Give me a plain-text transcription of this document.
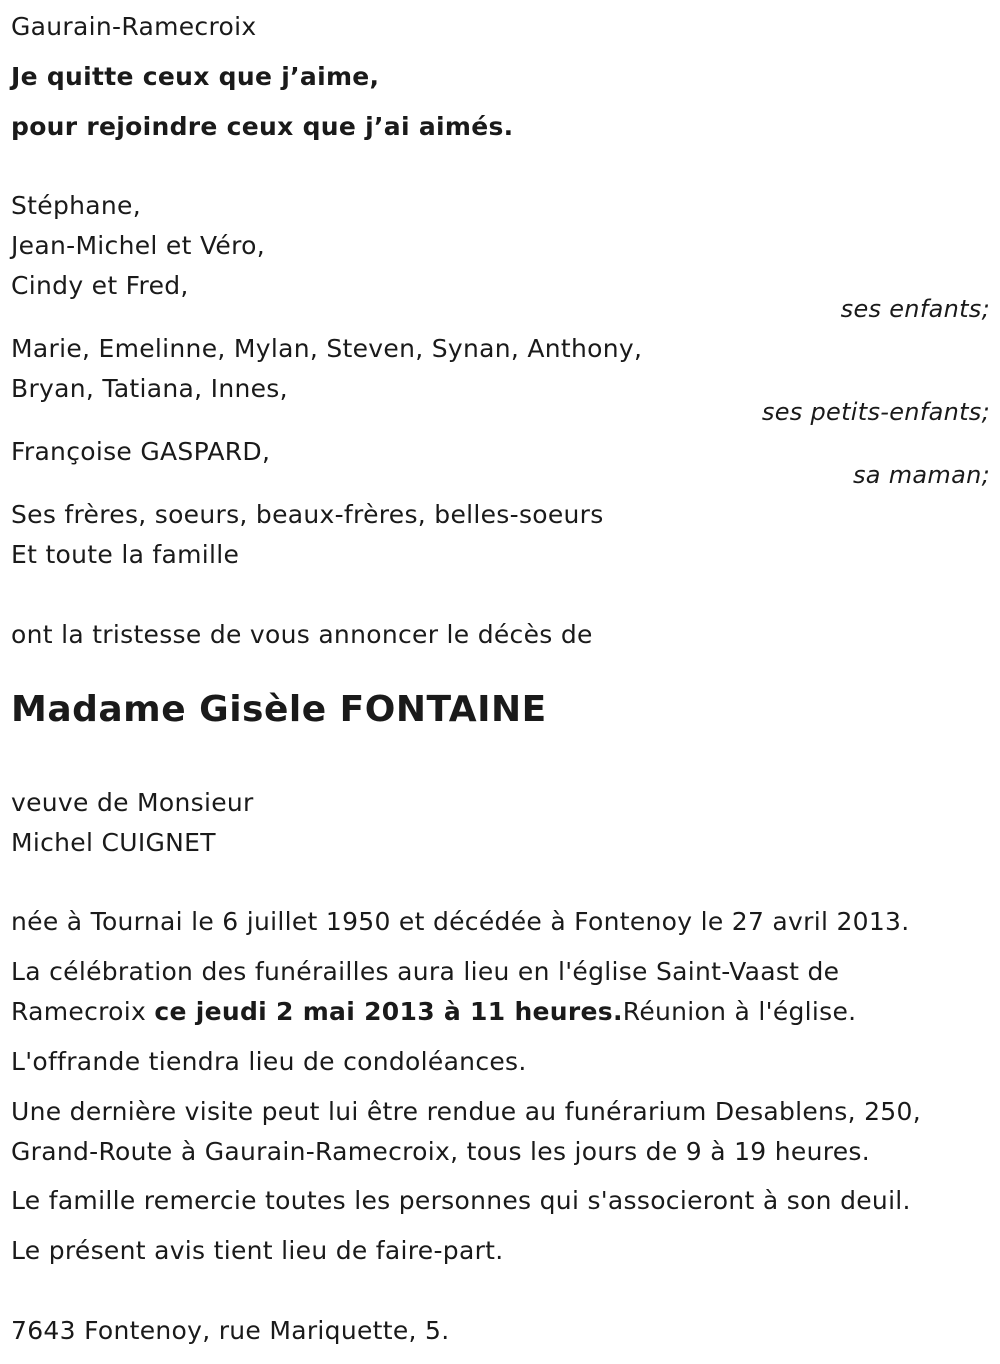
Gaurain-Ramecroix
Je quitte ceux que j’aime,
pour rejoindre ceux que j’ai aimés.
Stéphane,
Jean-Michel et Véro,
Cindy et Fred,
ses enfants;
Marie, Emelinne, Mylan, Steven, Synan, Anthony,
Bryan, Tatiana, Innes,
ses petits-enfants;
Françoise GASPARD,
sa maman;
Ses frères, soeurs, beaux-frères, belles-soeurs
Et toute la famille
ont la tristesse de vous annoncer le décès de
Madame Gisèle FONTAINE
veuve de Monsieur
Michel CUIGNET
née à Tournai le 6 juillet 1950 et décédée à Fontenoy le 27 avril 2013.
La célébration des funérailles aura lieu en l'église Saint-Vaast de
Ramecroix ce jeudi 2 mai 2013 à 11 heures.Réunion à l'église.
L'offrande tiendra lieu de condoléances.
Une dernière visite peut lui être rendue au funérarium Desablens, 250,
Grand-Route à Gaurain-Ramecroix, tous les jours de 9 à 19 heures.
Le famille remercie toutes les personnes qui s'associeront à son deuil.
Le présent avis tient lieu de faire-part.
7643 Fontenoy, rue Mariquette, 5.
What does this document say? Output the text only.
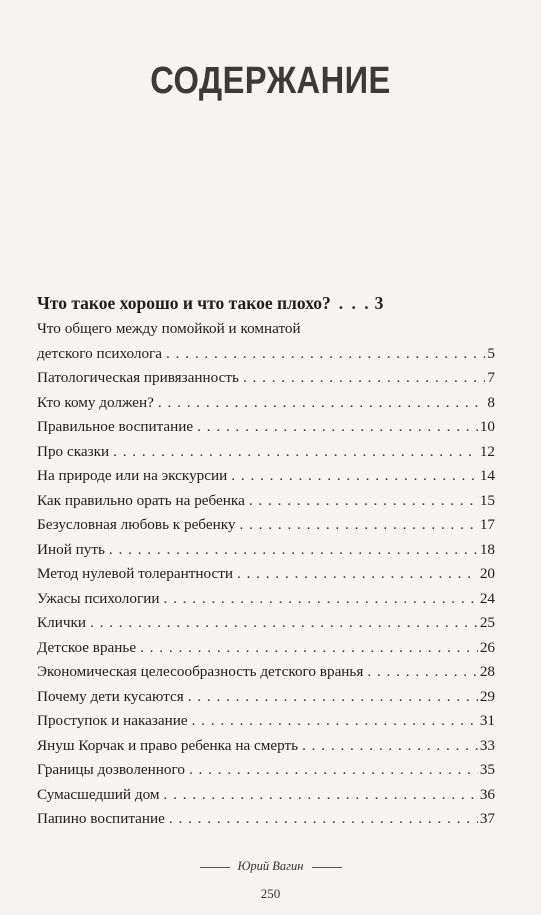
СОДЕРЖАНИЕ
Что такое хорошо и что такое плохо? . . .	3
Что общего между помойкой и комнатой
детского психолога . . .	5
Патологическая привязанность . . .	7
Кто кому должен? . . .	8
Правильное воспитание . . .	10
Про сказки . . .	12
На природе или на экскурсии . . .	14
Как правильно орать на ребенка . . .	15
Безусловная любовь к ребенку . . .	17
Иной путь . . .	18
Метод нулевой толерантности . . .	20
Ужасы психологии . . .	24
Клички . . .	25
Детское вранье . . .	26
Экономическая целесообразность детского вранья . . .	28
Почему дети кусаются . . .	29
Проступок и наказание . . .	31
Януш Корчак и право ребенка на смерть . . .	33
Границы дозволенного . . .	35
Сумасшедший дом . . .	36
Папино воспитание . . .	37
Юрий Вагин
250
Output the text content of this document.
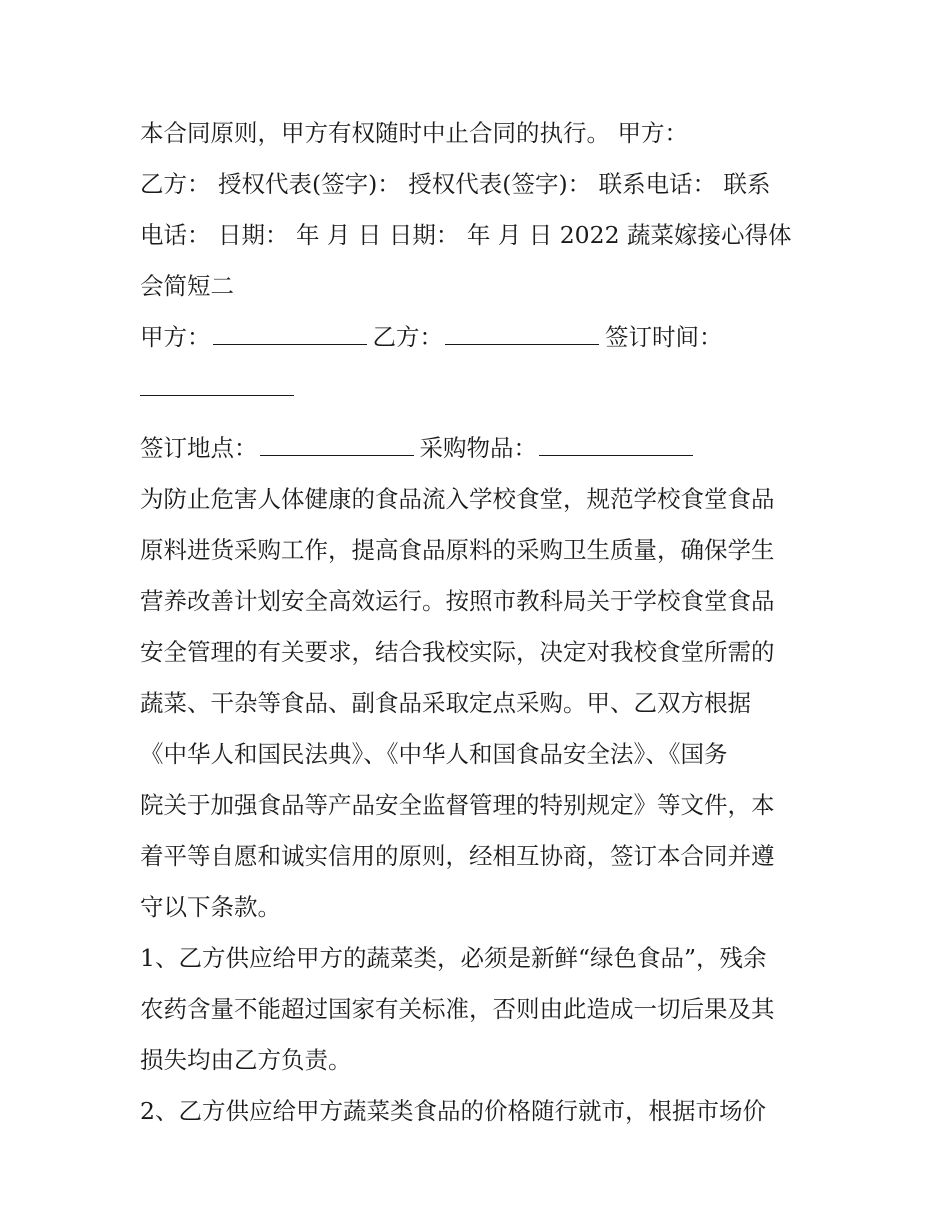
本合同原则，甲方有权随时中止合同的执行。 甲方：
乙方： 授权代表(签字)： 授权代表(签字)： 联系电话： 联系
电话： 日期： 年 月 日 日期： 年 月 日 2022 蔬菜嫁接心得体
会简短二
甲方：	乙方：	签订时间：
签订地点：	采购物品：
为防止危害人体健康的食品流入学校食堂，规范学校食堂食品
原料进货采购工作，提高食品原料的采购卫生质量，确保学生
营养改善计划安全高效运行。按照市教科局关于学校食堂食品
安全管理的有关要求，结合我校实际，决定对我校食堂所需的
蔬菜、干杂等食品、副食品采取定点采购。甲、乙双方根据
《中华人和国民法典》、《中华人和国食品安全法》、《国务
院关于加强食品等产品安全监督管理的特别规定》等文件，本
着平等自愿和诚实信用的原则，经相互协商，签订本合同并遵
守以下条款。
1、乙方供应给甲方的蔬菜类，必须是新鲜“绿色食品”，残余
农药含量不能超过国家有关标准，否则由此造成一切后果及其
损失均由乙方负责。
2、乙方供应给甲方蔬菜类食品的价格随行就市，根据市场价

--------------------------------

### Written task
Locate each line with the word "église" and copy it.

### Exercise answer
La célébration des funérailles aura lieu en l'église Saint-Vaast de
Ramecroix ce jeudi 2 mai 2013 à 11 heures.Réunion à l'église.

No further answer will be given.